[Dataset records]

◇ ◇ ◇ ◇ ◇ ◇ ◇

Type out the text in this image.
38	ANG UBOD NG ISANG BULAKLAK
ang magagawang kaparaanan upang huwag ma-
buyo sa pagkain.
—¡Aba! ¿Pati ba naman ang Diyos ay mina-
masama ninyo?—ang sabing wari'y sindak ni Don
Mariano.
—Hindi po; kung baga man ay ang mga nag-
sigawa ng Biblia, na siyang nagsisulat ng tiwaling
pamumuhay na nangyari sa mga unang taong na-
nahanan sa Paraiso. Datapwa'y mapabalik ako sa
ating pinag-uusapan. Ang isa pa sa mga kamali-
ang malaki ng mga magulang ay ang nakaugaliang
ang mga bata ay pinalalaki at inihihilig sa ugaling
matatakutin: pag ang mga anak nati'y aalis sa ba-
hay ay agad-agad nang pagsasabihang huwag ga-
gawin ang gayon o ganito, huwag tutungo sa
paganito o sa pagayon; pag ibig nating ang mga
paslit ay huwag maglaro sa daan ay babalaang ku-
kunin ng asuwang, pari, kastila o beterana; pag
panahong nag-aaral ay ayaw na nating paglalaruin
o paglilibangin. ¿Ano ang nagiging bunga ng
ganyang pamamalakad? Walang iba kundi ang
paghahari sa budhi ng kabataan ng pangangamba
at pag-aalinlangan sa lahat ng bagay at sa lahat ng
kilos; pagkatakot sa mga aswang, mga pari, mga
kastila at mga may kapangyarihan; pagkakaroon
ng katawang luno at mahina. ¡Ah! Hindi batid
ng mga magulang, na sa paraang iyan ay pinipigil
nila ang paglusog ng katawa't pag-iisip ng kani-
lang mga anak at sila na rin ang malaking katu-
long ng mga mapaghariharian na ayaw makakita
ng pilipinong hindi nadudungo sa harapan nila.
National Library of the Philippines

◇ ◇ ◇ ◇ ◇ ◇ ◇

» WRITTEN PROBLEM
Check each line of the data above for the string "ayaw" and report only how many lines have it.

» ANSWER BELOW
2